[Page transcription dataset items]
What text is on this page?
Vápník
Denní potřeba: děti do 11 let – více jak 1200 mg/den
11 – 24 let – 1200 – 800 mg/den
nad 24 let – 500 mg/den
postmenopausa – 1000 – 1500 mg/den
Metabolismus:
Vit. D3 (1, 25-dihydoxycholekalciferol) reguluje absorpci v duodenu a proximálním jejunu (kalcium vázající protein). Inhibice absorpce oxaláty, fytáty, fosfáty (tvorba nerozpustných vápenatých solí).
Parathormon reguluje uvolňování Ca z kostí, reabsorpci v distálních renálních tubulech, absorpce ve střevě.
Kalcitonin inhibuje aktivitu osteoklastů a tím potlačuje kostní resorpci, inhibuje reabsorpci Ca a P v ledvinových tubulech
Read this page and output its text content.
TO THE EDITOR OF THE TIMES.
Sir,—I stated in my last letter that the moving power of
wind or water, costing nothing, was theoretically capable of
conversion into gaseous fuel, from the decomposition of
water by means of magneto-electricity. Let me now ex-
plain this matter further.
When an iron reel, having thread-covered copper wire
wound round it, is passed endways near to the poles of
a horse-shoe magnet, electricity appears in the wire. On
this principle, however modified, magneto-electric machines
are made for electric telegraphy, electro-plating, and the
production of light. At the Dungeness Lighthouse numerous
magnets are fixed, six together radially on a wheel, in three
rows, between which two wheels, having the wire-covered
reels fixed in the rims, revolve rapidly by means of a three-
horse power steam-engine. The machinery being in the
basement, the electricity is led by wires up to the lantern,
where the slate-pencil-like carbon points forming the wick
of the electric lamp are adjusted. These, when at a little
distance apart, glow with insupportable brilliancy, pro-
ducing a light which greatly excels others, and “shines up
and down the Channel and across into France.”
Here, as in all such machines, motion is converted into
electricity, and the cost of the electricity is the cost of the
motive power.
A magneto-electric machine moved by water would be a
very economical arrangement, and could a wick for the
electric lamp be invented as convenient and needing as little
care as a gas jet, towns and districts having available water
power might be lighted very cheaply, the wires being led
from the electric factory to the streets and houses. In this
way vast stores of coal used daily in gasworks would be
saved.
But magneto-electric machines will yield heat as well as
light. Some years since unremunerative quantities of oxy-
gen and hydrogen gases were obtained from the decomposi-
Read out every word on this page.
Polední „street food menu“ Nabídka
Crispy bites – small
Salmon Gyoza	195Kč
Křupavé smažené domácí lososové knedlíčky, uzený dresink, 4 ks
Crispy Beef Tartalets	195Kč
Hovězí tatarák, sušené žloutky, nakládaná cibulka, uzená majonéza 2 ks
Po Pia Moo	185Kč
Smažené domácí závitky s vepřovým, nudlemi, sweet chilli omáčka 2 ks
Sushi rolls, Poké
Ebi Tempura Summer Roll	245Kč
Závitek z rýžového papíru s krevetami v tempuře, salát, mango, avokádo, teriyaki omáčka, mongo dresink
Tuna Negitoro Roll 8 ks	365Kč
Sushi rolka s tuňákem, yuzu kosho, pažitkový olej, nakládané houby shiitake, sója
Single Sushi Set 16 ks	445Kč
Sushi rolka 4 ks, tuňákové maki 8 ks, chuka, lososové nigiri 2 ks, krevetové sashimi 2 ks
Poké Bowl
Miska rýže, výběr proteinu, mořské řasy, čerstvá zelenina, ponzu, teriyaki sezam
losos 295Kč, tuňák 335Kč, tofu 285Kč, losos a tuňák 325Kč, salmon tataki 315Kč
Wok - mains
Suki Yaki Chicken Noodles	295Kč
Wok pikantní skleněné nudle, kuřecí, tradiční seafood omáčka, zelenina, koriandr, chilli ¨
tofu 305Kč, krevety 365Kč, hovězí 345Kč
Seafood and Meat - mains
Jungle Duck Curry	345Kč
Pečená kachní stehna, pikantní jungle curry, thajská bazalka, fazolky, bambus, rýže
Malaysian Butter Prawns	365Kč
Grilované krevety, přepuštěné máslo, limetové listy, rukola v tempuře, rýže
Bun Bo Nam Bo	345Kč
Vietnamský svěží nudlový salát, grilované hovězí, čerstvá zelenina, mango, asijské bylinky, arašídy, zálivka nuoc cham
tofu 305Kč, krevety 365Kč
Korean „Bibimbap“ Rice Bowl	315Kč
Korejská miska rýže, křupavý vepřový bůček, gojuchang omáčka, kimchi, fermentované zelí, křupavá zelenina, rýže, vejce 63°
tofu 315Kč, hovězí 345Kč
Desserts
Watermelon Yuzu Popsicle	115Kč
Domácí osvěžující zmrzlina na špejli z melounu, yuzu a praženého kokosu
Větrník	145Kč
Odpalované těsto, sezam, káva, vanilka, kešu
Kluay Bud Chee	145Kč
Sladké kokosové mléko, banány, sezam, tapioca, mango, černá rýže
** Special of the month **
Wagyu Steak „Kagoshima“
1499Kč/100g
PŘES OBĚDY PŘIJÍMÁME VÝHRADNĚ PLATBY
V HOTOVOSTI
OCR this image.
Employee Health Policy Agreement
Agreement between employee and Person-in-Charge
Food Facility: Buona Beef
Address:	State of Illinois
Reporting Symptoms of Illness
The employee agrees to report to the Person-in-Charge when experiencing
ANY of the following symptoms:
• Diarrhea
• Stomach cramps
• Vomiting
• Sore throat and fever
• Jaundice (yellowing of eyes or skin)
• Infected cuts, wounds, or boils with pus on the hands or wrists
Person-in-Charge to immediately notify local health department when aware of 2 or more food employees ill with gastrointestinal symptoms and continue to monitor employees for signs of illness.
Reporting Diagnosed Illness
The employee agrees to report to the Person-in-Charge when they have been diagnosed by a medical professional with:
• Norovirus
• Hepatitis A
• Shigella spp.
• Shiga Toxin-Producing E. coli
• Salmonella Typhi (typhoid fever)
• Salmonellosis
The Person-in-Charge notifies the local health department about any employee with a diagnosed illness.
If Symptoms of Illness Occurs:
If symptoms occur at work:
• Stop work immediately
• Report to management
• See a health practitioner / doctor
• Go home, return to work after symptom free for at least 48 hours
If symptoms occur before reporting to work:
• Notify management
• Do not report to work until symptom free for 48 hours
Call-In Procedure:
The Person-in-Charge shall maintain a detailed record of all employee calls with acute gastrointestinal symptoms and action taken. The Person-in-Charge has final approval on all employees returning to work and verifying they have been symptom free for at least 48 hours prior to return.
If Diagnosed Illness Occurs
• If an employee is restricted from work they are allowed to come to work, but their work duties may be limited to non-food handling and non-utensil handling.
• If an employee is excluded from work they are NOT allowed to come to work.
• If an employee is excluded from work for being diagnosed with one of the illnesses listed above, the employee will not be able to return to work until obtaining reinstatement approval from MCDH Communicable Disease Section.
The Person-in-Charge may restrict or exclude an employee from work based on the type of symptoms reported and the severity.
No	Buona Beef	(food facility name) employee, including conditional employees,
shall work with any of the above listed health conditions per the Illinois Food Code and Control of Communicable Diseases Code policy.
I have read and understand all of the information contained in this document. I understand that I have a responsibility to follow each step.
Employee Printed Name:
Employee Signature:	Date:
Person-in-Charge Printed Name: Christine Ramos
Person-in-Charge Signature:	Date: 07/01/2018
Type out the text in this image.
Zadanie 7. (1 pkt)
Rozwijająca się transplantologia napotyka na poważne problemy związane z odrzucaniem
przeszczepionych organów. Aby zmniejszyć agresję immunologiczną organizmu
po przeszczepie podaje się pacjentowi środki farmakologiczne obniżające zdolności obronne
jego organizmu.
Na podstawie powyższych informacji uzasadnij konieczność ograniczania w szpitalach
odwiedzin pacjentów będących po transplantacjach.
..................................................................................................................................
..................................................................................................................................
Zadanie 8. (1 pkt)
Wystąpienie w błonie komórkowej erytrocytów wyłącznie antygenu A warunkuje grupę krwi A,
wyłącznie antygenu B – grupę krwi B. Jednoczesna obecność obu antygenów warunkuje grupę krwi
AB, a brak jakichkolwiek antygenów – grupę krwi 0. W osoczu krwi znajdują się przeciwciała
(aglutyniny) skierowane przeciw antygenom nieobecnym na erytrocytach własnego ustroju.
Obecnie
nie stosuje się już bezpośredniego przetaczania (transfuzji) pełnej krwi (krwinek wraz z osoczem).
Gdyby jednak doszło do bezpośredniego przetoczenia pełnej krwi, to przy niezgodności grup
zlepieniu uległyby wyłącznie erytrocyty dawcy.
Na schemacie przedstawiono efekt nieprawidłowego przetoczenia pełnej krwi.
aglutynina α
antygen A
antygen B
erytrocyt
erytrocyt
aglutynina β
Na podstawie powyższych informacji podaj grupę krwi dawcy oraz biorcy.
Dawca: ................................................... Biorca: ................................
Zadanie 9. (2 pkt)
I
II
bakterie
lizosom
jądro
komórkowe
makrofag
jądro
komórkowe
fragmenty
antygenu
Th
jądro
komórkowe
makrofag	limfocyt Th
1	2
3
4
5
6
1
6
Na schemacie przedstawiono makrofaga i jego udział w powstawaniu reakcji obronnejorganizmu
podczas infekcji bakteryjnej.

- [Problem to work on]
Using only the data above, copy out the lines that include the word "reabsorpci".

- [Solved exercise]
Parathormon reguluje uvolňování Ca z kostí, reabsorpci v distálních renálních tubulech, absorpce ve střevě.
Kalcitonin inhibuje aktivitu osteoklastů a tím potlačuje kostní resorpci, inhibuje reabsorpci Ca a P v ledvinových tubulech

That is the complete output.